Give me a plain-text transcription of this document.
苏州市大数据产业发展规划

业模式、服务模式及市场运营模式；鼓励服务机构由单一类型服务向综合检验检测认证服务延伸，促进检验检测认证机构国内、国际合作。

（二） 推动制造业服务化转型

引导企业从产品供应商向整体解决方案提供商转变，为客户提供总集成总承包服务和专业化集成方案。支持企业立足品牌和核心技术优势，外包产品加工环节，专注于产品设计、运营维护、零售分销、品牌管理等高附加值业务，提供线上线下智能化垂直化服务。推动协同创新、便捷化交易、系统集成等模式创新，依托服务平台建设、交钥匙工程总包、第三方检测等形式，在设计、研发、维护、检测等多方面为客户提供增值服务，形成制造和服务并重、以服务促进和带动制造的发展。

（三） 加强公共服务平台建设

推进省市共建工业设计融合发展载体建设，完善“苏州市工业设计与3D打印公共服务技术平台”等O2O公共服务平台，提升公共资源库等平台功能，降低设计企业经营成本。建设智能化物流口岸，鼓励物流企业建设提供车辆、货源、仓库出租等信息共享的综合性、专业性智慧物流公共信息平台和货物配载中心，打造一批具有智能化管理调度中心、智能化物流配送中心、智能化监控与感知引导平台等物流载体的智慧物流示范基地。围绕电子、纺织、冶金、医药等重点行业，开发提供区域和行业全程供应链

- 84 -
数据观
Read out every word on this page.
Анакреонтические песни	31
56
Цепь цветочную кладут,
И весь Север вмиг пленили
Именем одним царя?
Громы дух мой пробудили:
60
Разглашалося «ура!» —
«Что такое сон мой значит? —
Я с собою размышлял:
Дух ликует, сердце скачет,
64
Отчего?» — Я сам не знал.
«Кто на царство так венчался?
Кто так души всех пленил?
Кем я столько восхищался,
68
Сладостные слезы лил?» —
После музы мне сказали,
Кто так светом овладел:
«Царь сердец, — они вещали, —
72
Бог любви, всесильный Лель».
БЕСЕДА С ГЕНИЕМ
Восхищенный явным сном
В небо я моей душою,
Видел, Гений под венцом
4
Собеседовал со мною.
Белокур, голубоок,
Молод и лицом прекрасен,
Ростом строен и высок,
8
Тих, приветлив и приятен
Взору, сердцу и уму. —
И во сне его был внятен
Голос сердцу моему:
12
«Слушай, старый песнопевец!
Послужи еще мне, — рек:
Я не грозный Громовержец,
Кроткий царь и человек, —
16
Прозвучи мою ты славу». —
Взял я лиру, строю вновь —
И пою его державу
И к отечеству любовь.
........
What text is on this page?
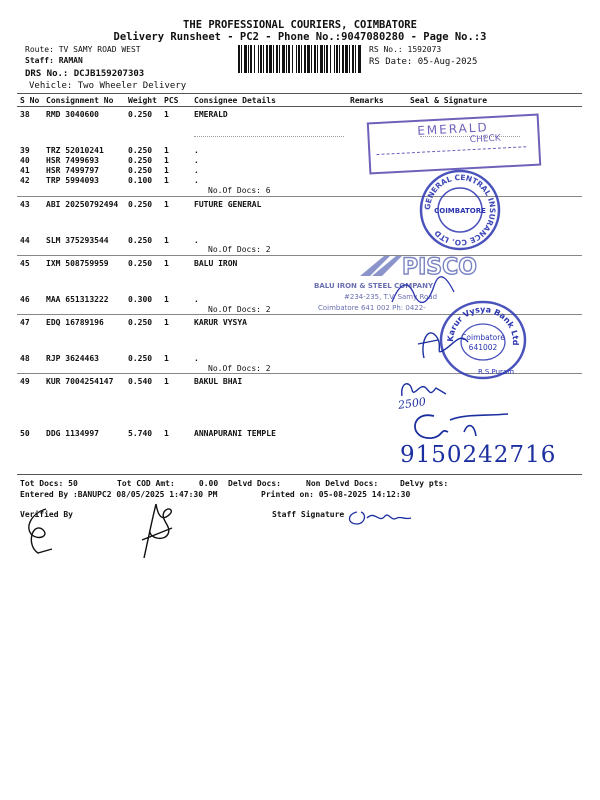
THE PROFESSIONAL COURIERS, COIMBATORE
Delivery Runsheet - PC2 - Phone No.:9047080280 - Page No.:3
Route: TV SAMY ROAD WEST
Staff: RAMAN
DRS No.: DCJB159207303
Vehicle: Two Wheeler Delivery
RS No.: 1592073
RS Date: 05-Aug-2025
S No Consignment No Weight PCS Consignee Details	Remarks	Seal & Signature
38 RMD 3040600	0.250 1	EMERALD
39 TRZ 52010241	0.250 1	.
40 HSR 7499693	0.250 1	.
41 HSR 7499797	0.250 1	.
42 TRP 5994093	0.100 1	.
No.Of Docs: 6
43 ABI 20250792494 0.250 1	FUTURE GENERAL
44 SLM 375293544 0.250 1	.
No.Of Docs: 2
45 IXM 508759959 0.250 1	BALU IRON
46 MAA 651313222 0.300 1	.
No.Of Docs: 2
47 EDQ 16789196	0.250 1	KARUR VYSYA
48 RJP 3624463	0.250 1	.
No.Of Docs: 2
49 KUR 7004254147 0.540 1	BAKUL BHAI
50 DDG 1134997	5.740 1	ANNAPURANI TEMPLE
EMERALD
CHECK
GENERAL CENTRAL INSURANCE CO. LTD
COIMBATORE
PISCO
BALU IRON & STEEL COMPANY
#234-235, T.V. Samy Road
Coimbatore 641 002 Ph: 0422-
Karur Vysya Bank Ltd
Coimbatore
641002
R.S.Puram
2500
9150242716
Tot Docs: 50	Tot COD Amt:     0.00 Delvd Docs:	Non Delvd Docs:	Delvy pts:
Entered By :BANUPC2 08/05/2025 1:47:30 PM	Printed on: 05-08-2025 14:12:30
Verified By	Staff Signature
........
◆ **Exercise instructions**: Copy in full each line that holds the word "сердцу".

◆ **Result below**:
Взору, сердцу и уму. —
Голос сердцу моему:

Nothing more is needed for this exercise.